● Data for processing
---

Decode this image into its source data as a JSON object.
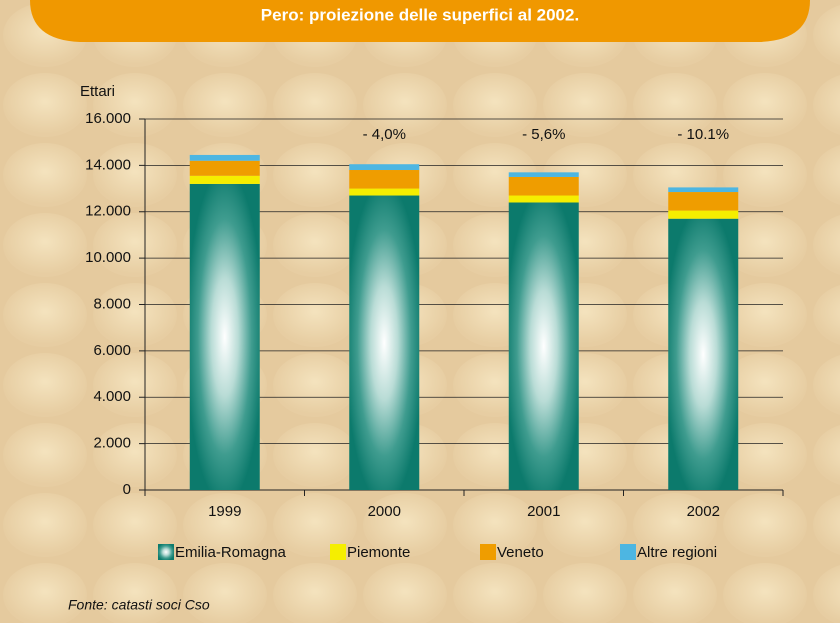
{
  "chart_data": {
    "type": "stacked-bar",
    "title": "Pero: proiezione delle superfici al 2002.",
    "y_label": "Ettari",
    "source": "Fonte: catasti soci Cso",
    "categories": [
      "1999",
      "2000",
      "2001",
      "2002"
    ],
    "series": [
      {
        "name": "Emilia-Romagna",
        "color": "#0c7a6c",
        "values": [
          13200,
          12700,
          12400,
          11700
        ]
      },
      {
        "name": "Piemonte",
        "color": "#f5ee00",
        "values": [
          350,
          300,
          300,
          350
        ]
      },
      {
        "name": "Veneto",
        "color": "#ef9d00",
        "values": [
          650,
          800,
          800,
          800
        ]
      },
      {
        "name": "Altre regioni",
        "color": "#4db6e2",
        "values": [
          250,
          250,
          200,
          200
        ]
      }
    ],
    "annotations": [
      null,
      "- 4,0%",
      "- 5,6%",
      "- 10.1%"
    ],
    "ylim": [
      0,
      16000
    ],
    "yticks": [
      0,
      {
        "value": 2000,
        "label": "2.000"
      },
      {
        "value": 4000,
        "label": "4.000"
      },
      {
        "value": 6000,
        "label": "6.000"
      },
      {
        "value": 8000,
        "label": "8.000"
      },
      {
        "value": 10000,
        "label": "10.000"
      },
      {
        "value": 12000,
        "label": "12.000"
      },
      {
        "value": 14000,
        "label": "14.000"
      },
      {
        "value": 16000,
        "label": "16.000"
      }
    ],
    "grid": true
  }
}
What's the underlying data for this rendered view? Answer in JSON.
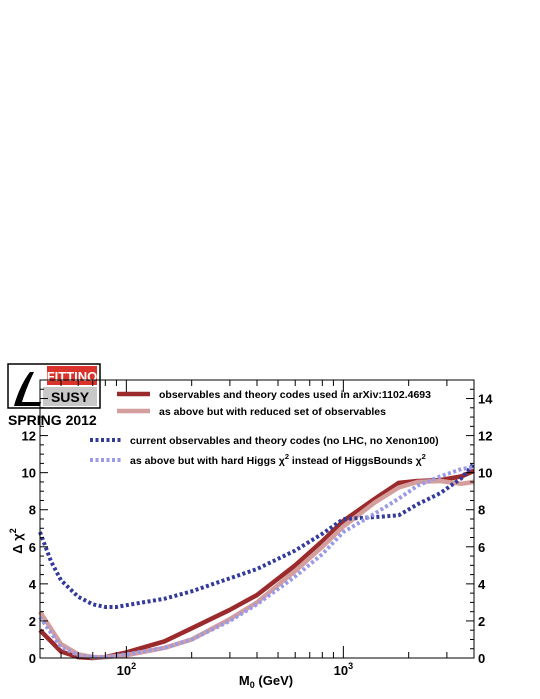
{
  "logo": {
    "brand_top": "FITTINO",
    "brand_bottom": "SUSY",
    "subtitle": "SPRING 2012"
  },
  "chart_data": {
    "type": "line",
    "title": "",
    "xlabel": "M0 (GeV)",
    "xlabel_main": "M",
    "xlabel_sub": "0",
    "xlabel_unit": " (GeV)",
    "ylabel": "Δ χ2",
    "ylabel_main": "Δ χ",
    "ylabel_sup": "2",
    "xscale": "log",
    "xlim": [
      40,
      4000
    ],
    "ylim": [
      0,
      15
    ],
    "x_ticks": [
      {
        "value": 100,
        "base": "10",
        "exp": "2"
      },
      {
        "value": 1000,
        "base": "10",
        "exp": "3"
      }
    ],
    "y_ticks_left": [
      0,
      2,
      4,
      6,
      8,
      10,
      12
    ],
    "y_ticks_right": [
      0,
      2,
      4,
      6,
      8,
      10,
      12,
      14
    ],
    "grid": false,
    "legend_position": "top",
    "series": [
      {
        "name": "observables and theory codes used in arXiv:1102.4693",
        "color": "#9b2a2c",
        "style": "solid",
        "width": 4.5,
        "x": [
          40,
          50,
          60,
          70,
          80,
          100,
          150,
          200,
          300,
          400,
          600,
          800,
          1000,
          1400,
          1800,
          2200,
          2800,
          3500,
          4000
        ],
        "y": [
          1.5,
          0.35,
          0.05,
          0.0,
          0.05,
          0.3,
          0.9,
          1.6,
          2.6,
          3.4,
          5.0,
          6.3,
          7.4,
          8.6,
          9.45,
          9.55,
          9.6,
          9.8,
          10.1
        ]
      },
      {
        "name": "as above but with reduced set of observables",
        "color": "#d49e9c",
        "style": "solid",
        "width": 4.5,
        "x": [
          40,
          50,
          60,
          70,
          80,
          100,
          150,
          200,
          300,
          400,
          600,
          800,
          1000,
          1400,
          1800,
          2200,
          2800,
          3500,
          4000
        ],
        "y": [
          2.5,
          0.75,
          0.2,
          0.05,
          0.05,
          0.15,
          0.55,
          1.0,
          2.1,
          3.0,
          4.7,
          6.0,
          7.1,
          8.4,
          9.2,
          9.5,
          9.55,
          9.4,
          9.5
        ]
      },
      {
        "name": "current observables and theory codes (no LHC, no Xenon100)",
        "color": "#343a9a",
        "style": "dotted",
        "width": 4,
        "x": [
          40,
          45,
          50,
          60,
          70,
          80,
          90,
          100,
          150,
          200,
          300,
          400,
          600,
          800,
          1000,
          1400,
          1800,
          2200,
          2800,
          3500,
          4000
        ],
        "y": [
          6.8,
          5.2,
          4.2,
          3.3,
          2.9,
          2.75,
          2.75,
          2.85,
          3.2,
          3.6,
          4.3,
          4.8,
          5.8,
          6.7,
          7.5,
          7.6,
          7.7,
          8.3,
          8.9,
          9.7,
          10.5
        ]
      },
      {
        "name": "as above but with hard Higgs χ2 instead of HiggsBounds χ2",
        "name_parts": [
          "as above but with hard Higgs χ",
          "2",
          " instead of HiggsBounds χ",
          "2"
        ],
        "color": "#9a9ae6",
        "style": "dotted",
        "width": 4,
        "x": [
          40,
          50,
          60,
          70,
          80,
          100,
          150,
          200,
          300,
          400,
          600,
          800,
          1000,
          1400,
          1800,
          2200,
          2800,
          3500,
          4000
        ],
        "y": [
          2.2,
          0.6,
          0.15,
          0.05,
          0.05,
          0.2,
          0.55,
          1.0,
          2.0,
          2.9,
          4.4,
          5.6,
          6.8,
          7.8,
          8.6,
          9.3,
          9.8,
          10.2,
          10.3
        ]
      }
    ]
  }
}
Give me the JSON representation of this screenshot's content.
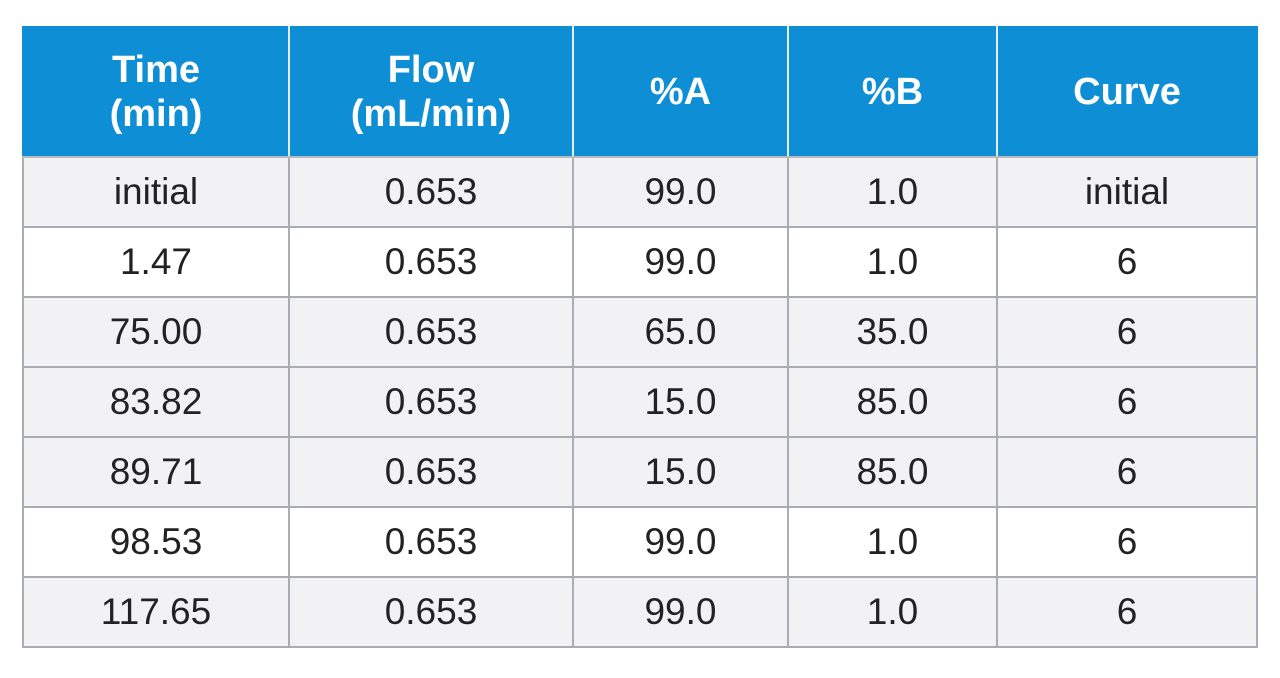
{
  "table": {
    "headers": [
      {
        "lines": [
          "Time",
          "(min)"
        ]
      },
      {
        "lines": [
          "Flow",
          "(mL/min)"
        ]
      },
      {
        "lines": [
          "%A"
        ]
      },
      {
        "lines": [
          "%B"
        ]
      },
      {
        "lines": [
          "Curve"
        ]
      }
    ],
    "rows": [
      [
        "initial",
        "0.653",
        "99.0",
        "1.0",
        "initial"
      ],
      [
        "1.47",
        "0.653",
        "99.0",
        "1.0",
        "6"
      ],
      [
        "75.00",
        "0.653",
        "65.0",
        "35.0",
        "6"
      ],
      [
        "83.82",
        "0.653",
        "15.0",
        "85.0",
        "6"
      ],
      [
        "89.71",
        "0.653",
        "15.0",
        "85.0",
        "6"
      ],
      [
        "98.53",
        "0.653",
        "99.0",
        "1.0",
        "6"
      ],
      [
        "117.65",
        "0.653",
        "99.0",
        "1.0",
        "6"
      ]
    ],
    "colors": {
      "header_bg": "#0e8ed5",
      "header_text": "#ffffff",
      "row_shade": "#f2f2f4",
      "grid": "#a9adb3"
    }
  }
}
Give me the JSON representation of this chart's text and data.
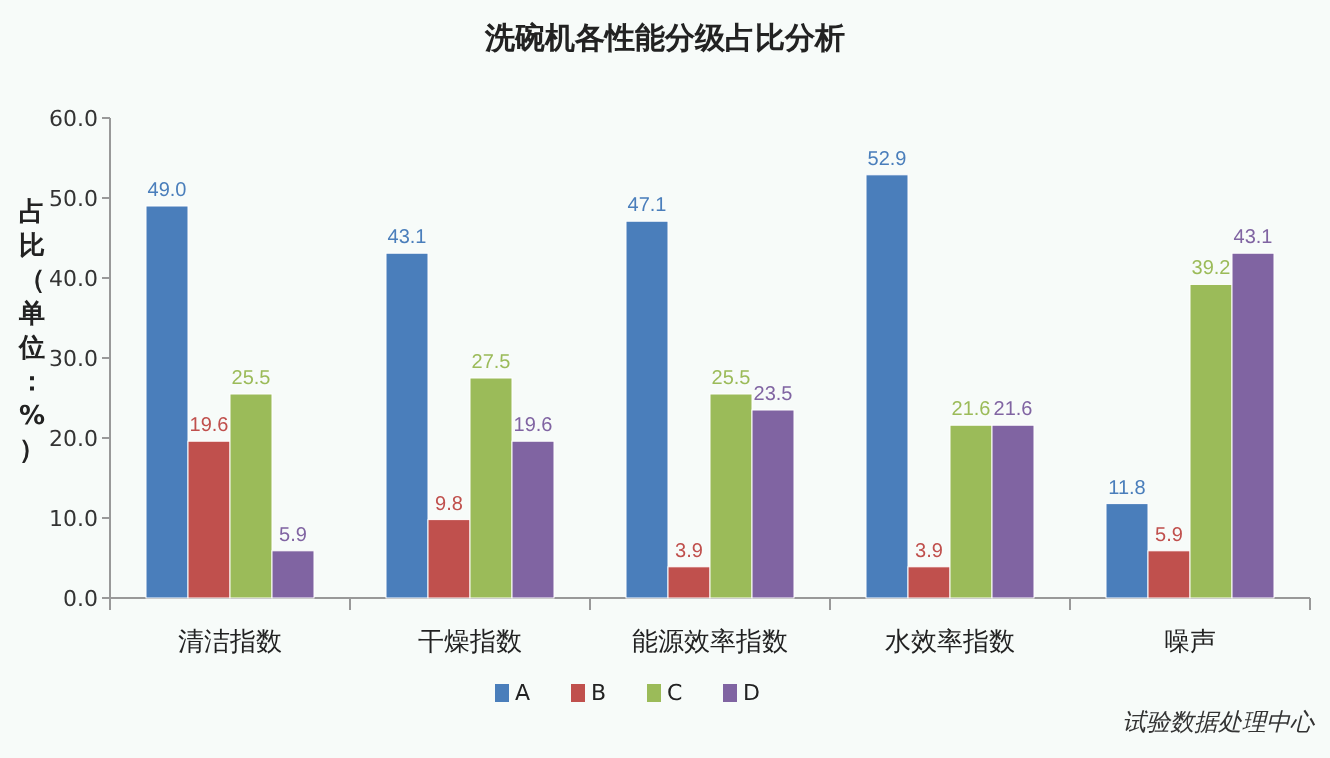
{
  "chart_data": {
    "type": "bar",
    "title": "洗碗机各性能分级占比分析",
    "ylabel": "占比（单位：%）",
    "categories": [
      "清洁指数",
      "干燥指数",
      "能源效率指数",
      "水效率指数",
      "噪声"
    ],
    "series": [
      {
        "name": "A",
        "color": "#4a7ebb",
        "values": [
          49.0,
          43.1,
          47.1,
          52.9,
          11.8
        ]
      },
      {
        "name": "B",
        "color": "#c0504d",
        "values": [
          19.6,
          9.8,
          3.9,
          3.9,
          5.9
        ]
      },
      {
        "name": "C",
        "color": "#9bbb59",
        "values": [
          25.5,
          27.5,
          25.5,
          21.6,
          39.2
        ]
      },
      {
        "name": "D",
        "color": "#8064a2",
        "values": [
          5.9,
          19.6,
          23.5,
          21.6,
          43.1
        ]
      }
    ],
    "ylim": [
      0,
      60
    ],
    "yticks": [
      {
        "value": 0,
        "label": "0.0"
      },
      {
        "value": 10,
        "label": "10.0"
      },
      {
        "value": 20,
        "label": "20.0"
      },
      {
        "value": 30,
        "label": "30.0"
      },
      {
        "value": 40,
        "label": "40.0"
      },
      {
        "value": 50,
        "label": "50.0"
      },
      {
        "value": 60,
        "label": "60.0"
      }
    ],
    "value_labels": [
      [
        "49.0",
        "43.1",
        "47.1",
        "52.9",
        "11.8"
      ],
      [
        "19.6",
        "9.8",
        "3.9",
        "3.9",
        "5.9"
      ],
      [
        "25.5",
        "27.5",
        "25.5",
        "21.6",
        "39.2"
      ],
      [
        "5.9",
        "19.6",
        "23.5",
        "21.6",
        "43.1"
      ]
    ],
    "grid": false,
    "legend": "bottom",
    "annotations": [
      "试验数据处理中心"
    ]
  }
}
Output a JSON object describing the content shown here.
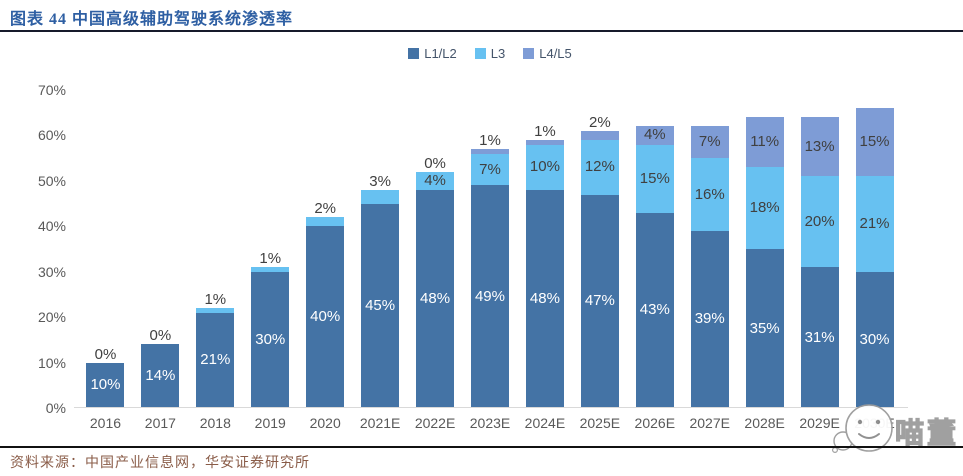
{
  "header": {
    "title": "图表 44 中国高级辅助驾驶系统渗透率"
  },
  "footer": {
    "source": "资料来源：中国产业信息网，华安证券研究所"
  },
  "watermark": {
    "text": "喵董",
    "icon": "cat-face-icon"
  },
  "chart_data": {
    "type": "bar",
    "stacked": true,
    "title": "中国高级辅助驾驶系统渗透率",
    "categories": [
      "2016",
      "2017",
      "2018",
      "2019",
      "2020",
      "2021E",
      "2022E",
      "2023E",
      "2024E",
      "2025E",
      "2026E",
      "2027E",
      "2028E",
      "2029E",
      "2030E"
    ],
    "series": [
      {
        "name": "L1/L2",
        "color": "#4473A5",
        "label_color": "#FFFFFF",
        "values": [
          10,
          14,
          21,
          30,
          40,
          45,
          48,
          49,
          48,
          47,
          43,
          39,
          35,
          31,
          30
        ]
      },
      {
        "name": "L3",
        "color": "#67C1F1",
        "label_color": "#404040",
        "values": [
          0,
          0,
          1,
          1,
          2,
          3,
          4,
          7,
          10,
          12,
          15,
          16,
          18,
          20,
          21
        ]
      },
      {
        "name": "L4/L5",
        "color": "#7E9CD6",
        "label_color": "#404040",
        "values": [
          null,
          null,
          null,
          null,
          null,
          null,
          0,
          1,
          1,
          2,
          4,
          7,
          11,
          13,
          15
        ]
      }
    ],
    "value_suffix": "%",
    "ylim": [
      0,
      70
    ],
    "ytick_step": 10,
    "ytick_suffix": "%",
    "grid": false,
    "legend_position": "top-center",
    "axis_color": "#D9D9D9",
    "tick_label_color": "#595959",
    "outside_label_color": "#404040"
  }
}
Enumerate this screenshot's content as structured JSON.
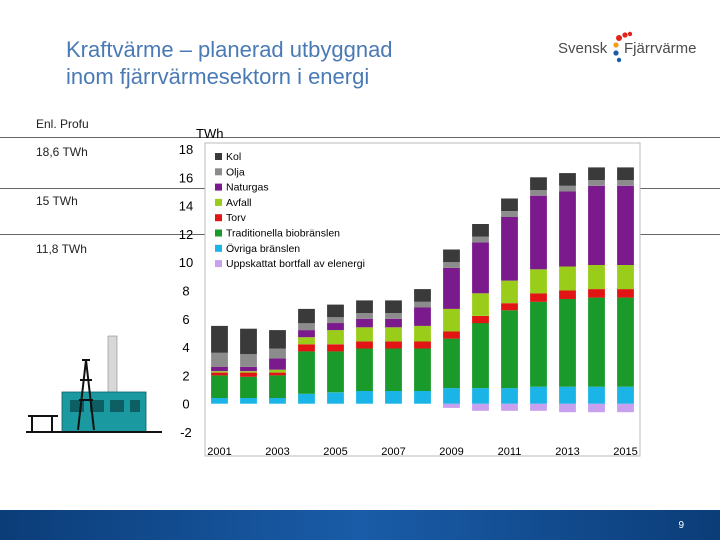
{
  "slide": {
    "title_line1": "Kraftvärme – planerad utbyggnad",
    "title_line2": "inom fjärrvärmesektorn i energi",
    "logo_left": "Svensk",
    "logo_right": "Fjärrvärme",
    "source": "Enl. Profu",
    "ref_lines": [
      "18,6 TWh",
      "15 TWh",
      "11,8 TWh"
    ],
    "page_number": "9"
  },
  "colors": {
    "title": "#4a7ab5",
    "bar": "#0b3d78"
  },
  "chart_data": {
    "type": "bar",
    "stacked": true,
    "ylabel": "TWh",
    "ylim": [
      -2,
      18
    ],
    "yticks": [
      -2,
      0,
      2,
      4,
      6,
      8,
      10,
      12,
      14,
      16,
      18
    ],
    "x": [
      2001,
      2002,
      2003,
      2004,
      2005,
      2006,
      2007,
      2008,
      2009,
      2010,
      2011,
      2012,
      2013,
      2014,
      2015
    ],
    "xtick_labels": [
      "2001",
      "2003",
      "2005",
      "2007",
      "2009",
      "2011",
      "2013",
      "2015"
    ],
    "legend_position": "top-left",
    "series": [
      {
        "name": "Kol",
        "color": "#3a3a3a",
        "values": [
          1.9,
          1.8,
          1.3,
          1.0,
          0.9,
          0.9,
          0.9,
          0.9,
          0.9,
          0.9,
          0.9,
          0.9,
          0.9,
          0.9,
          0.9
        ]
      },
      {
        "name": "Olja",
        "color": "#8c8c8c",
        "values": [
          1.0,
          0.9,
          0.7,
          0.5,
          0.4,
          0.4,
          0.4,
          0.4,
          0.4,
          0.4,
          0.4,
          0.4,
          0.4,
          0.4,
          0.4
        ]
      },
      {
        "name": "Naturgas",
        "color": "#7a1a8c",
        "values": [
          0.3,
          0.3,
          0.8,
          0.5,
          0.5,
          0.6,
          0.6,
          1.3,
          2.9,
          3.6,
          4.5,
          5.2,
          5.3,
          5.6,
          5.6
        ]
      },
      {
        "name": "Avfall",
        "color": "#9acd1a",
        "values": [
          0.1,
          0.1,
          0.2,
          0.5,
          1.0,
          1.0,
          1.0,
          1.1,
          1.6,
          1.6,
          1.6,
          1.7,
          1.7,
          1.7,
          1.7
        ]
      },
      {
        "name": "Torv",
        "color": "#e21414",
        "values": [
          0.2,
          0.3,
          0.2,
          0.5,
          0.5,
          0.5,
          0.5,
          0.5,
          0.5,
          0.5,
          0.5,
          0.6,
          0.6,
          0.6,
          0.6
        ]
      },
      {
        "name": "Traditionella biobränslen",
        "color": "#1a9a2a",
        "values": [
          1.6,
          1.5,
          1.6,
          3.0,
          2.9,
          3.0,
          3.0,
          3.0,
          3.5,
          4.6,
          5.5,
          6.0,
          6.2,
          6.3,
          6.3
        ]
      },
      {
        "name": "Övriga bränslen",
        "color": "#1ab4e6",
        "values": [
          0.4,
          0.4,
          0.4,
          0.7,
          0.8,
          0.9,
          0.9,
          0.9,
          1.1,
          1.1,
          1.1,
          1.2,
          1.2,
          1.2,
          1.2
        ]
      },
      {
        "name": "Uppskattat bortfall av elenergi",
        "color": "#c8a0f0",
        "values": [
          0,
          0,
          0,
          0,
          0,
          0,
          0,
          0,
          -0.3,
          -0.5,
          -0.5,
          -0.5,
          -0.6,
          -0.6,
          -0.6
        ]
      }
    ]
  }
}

---

● Do this
Report all lines of the data above that include the string "observables".

● Solved exercise
        "name": "observables and theory codes used in arXiv:1102.4693",
        "name": "as above but with reduced set of observables",
        "name": "current observables and theory codes (no LHC, no Xenon100)",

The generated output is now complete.